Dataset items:
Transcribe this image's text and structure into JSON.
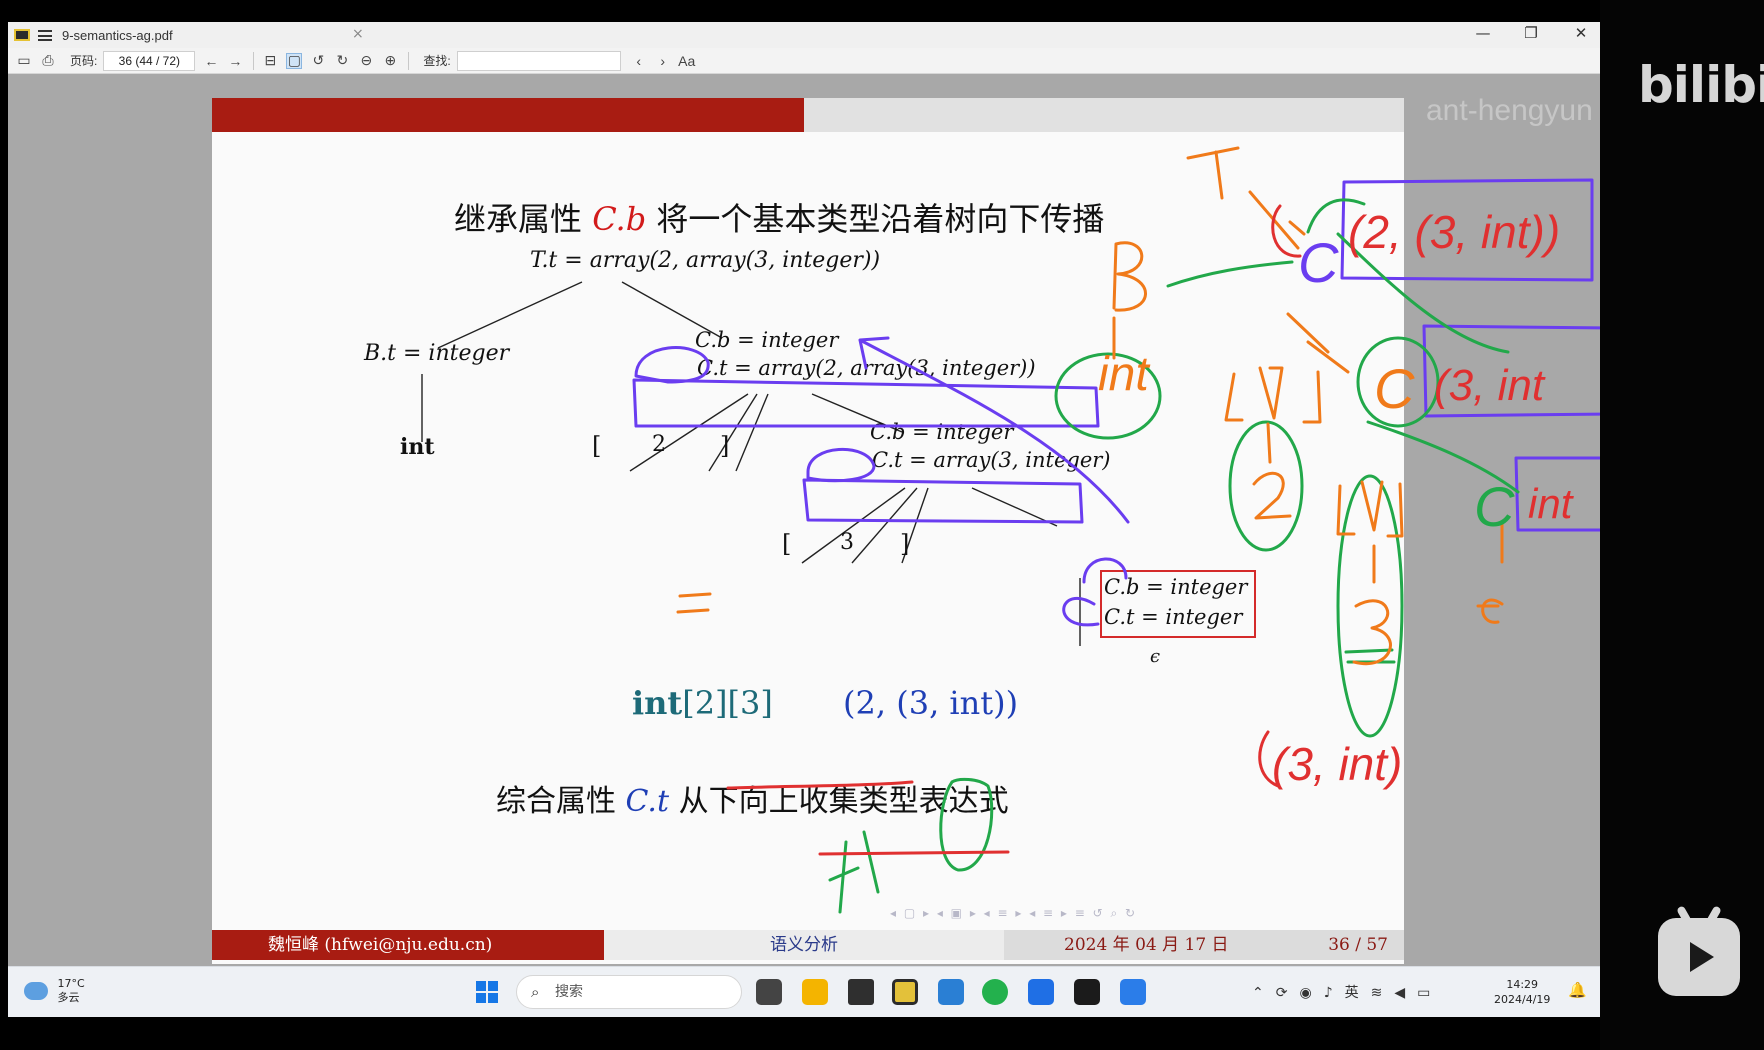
{
  "window": {
    "tab_title": "9-semantics-ag.pdf",
    "tab_close": "×",
    "minimize": "—",
    "restore": "❐",
    "close": "✕"
  },
  "toolbar": {
    "page_label": "页码:",
    "page_value": "36 (44 / 72)",
    "find_label": "查找:",
    "find_value": "",
    "case_toggle": "Aa"
  },
  "slide": {
    "heading_prefix": "继承属性",
    "heading_var": "C.b",
    "heading_suffix": "将一个基本类型沿着树向下传播",
    "root": "T.t = array(2, array(3, integer))",
    "b_node": "B.t = integer",
    "int_leaf": "int",
    "c1_b": "C.b = integer",
    "c1_t": "C.t = array(2, array(3, integer))",
    "lbr1": "[",
    "num2": "2",
    "rbr1": "]",
    "c2_b": "C.b = integer",
    "c2_t": "C.t = array(3, integer)",
    "lbr2": "[",
    "num3": "3",
    "rbr2": "]",
    "c3_b": "C.b = integer",
    "c3_t": "C.t = integer",
    "epsilon": "ϵ",
    "expr_left_bold": "int",
    "expr_left_rest": "[2][3]",
    "expr_right": "(2, (3, int))",
    "bottom_prefix": "综合属性",
    "bottom_var": "C.t",
    "bottom_suffix": "从下向上收集类型表达式",
    "nav_icons": "◂ ▢ ▸  ◂ ▣ ▸  ◂ ≡ ▸  ◂ ≡ ▸   ≡   ↺ ⌕ ↻"
  },
  "footer": {
    "author": "魏恒峰 (hfwei@nju.edu.cn)",
    "title": "语义分析",
    "date": "2024 年 04 月 17 日",
    "page": "36 / 57"
  },
  "taskbar": {
    "weather_temp": "17°C",
    "weather_desc": "多云",
    "search_placeholder": "搜索",
    "tray_lang": "英",
    "time": "14:29",
    "date": "2024/4/19"
  },
  "overlay": {
    "bilibili": "bilibili",
    "watermark": "ant-hengyun"
  },
  "annotations": {
    "T": "T",
    "B": "B",
    "int": "int",
    "C": "C",
    "N1": "[N]",
    "two": "2",
    "N2": "[N]",
    "three": "3",
    "E": "E",
    "t1": "(2, (3, int))",
    "t2": "(3, int",
    "t3": "int",
    "t4": "(3, int)",
    "eq": "=",
    "under_note": "↑↑↑"
  },
  "colors": {
    "slide_red": "#a81c12",
    "math_red": "#d21b1b",
    "math_blue": "#1f3fb5",
    "ink_orange": "#f07a1a",
    "ink_green": "#22a84a",
    "ink_purple": "#6a3df0",
    "ink_red": "#e03030"
  }
}
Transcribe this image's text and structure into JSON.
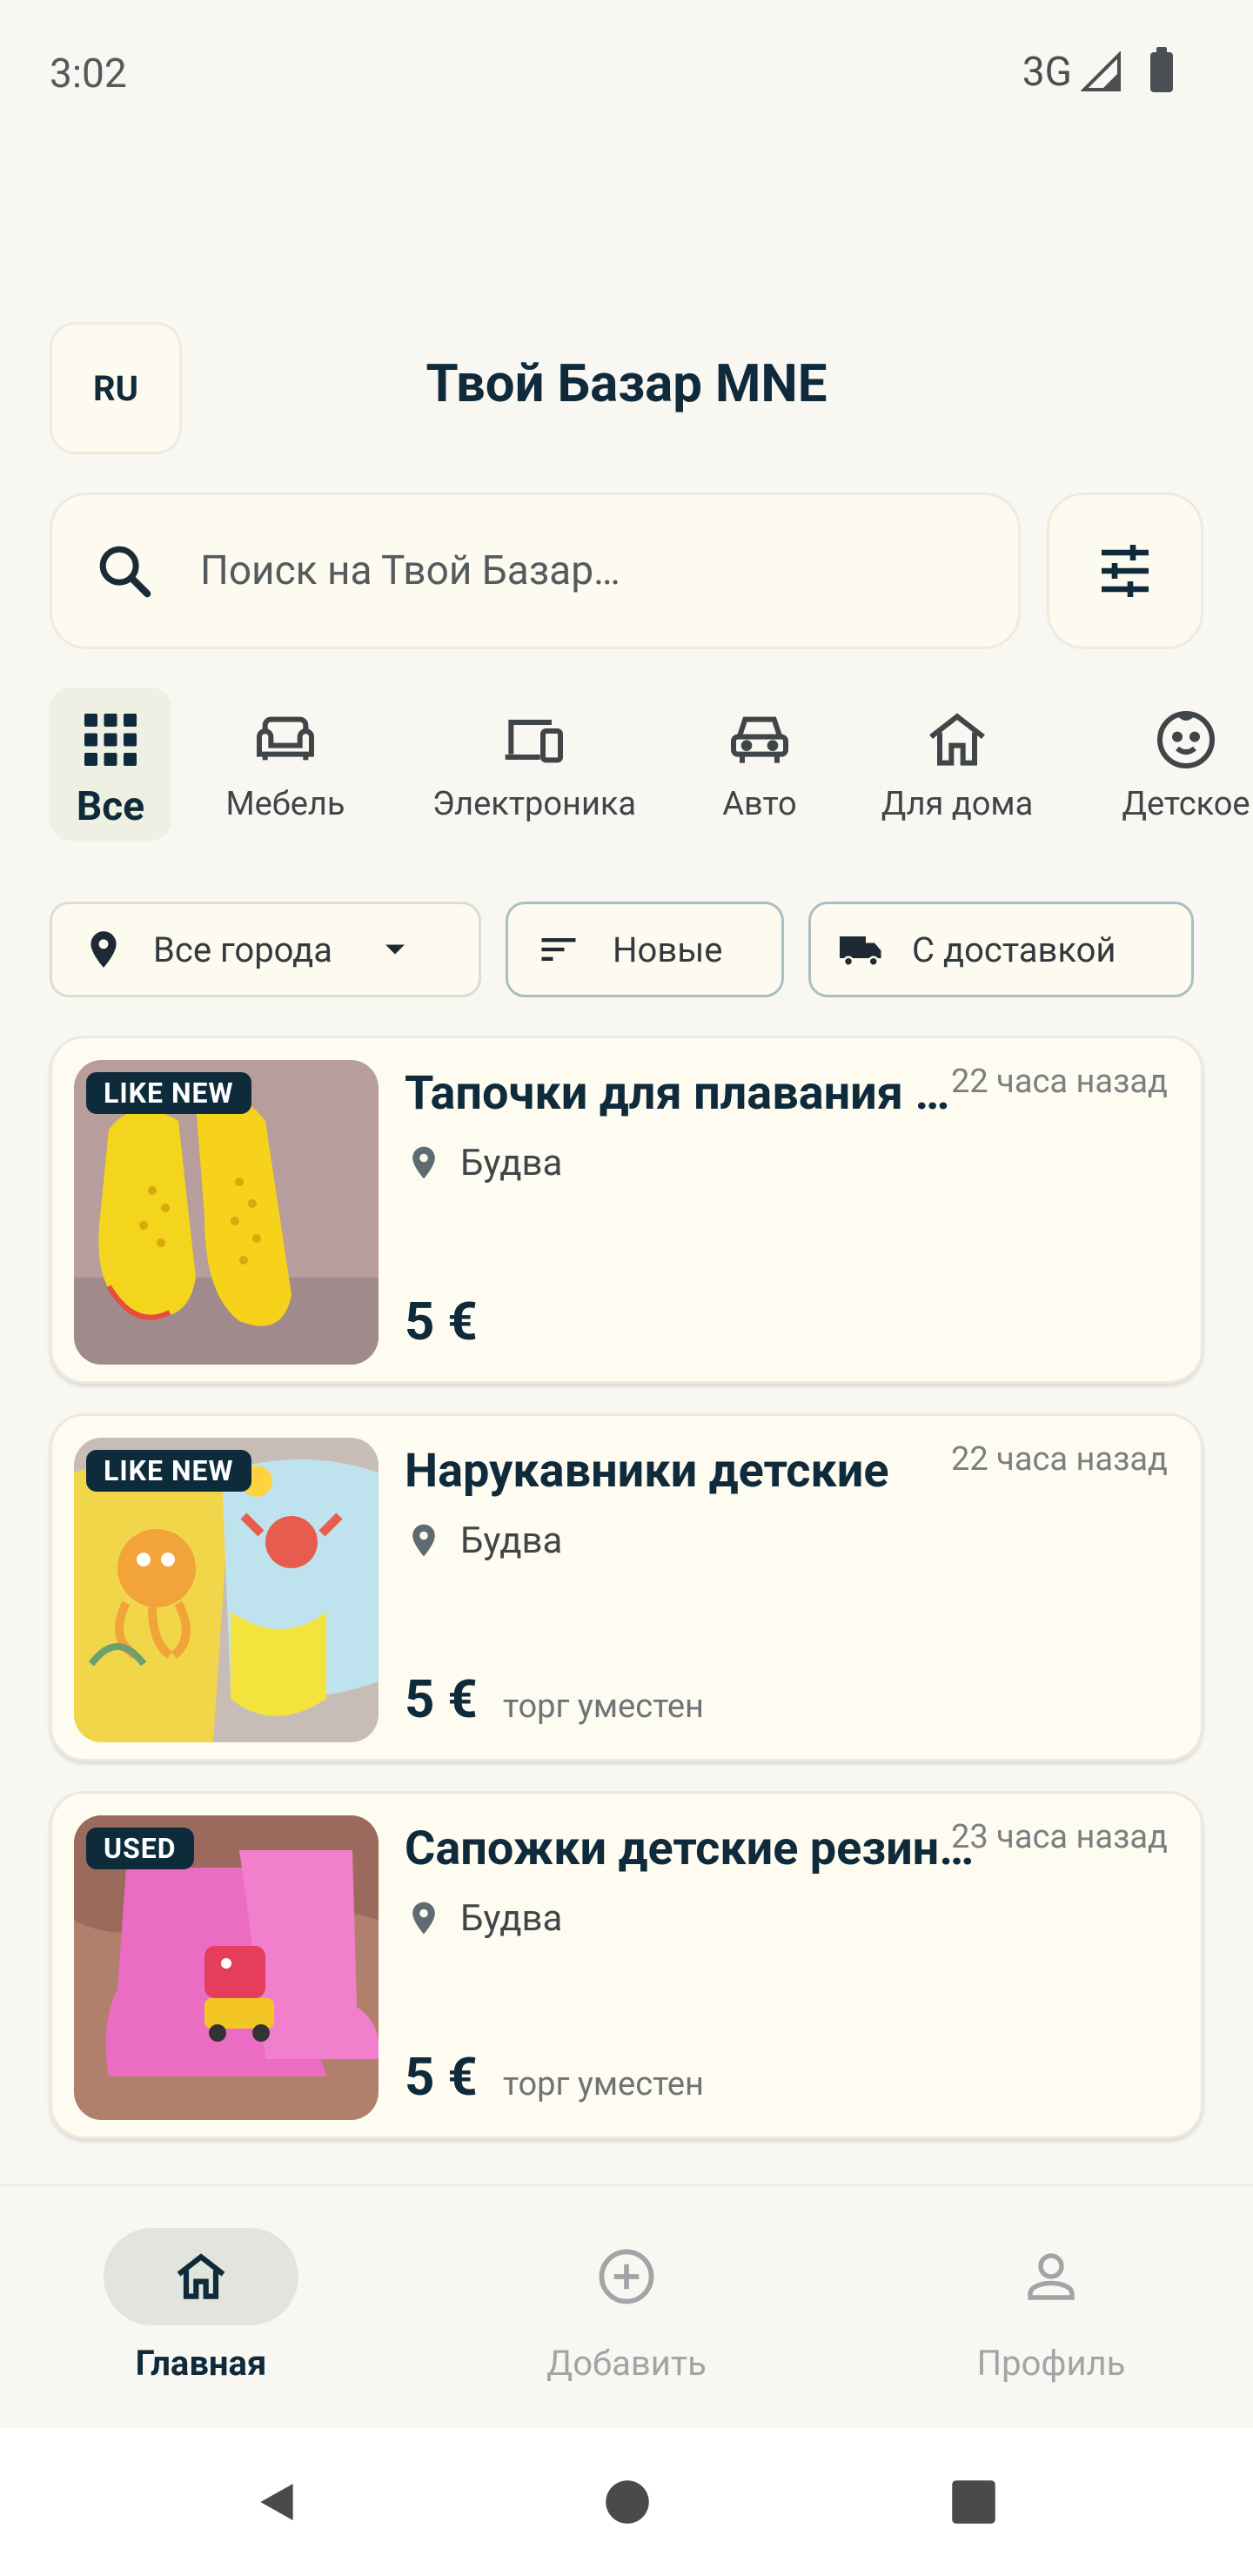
{
  "status_bar": {
    "time": "3:02",
    "network": "3G"
  },
  "header": {
    "language": "RU",
    "title": "Твой Базар MNE"
  },
  "search": {
    "placeholder": "Поиск на Твой Базар…"
  },
  "categories": [
    {
      "label": "Все",
      "icon": "grid-icon",
      "active": true
    },
    {
      "label": "Мебель",
      "icon": "sofa-icon"
    },
    {
      "label": "Электроника",
      "icon": "devices-icon"
    },
    {
      "label": "Авто",
      "icon": "car-icon"
    },
    {
      "label": "Для дома",
      "icon": "house-icon"
    },
    {
      "label": "Детское",
      "icon": "baby-face-icon"
    }
  ],
  "filters": {
    "city": "Все города",
    "sort": "Новые",
    "delivery": "С доставкой"
  },
  "listings": [
    {
      "badge": "LIKE NEW",
      "title": "Тапочки для плавания детские",
      "time": "22 часа назад",
      "location": "Будва",
      "price": "5 €",
      "negotiable": ""
    },
    {
      "badge": "LIKE NEW",
      "title": "Нарукавники детские",
      "time": "22 часа назад",
      "location": "Будва",
      "price": "5 €",
      "negotiable": "торг уместен"
    },
    {
      "badge": "USED",
      "title": "Сапожки детские резиновые",
      "time": "23 часа назад",
      "location": "Будва",
      "price": "5 €",
      "negotiable": "торг уместен"
    }
  ],
  "bottom_nav": [
    {
      "label": "Главная",
      "icon": "home-icon",
      "active": true
    },
    {
      "label": "Добавить",
      "icon": "add-circle-icon"
    },
    {
      "label": "Профиль",
      "icon": "person-icon"
    }
  ],
  "colors": {
    "primary": "#0f2a3a",
    "background": "#f8f7f2",
    "card": "#fefcf0",
    "accent_outline": "#a9bfc2"
  }
}
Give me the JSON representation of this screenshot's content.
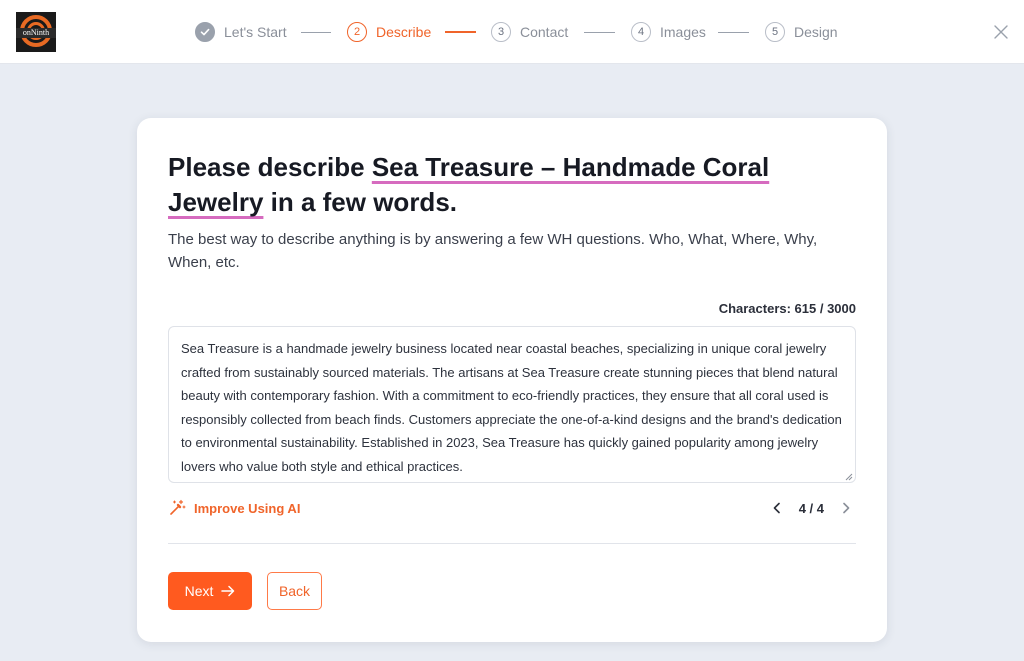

> _Objective_: Exclude the images, then output the data above word for word.

> _Final answer_:
Transcribe this image's text and structure into JSON.
{
  "window": {
    "tab_title": "9-semantics-ag.pdf",
    "tab_close": "×",
    "minimize": "—",
    "restore": "❐",
    "close": "✕"
  },
  "toolbar": {
    "page_label": "页码:",
    "page_value": "36 (44 / 72)",
    "find_label": "查找:",
    "find_value": "",
    "case_toggle": "Aa"
  },
  "slide": {
    "heading_prefix": "继承属性",
    "heading_var": "C.b",
    "heading_suffix": "将一个基本类型沿着树向下传播",
    "root": "T.t = array(2, array(3, integer))",
    "b_node": "B.t = integer",
    "int_leaf": "int",
    "c1_b": "C.b = integer",
    "c1_t": "C.t = array(2, array(3, integer))",
    "lbr1": "[",
    "num2": "2",
    "rbr1": "]",
    "c2_b": "C.b = integer",
    "c2_t": "C.t = array(3, integer)",
    "lbr2": "[",
    "num3": "3",
    "rbr2": "]",
    "c3_b": "C.b = integer",
    "c3_t": "C.t = integer",
    "epsilon": "ϵ",
    "expr_left_bold": "int",
    "expr_left_rest": "[2][3]",
    "expr_right": "(2, (3, int))",
    "bottom_prefix": "综合属性",
    "bottom_var": "C.t",
    "bottom_suffix": "从下向上收集类型表达式",
    "nav_icons": "◂ ▢ ▸  ◂ ▣ ▸  ◂ ≡ ▸  ◂ ≡ ▸   ≡   ↺ ⌕ ↻"
  },
  "footer": {
    "author": "魏恒峰 (hfwei@nju.edu.cn)",
    "title": "语义分析",
    "date": "2024 年 04 月 17 日",
    "page": "36 / 57"
  },
  "taskbar": {
    "weather_temp": "17°C",
    "weather_desc": "多云",
    "search_placeholder": "搜索",
    "tray_lang": "英",
    "time": "14:29",
    "date": "2024/4/19"
  },
  "overlay": {
    "bilibili": "bilibili",
    "watermark": "ant-hengyun"
  },
  "annotations": {
    "T": "T",
    "B": "B",
    "int": "int",
    "C": "C",
    "N1": "[N]",
    "two": "2",
    "N2": "[N]",
    "three": "3",
    "E": "E",
    "t1": "(2, (3, int))",
    "t2": "(3, int",
    "t3": "int",
    "t4": "(3, int)",
    "eq": "=",
    "under_note": "↑↑↑"
  },
  "colors": {
    "slide_red": "#a81c12",
    "math_red": "#d21b1b",
    "math_blue": "#1f3fb5",
    "ink_orange": "#f07a1a",
    "ink_green": "#22a84a",
    "ink_purple": "#6a3df0",
    "ink_red": "#e03030"
  }
}
Transcribe this image's text and structure into JSON.
{
  "status_bar": {
    "time": "3:02",
    "network": "3G"
  },
  "header": {
    "language": "RU",
    "title": "Твой Базар MNE"
  },
  "search": {
    "placeholder": "Поиск на Твой Базар…"
  },
  "categories": [
    {
      "label": "Все",
      "icon": "grid-icon",
      "active": true
    },
    {
      "label": "Мебель",
      "icon": "sofa-icon"
    },
    {
      "label": "Электроника",
      "icon": "devices-icon"
    },
    {
      "label": "Авто",
      "icon": "car-icon"
    },
    {
      "label": "Для дома",
      "icon": "house-icon"
    },
    {
      "label": "Детское",
      "icon": "baby-face-icon"
    }
  ],
  "filters": {
    "city": "Все города",
    "sort": "Новые",
    "delivery": "С доставкой"
  },
  "listings": [
    {
      "badge": "LIKE NEW",
      "title": "Тапочки для плавания детские",
      "time": "22 часа назад",
      "location": "Будва",
      "price": "5 €",
      "negotiable": ""
    },
    {
      "badge": "LIKE NEW",
      "title": "Нарукавники детские",
      "time": "22 часа назад",
      "location": "Будва",
      "price": "5 €",
      "negotiable": "торг уместен"
    },
    {
      "badge": "USED",
      "title": "Сапожки детские резиновые",
      "time": "23 часа назад",
      "location": "Будва",
      "price": "5 €",
      "negotiable": "торг уместен"
    }
  ],
  "bottom_nav": [
    {
      "label": "Главная",
      "icon": "home-icon",
      "active": true
    },
    {
      "label": "Добавить",
      "icon": "add-circle-icon"
    },
    {
      "label": "Профиль",
      "icon": "person-icon"
    }
  ],
  "colors": {
    "primary": "#0f2a3a",
    "background": "#f8f7f2",
    "card": "#fefcf0",
    "accent_outline": "#a9bfc2"
  }
}
Give me the JSON representation of this screenshot's content.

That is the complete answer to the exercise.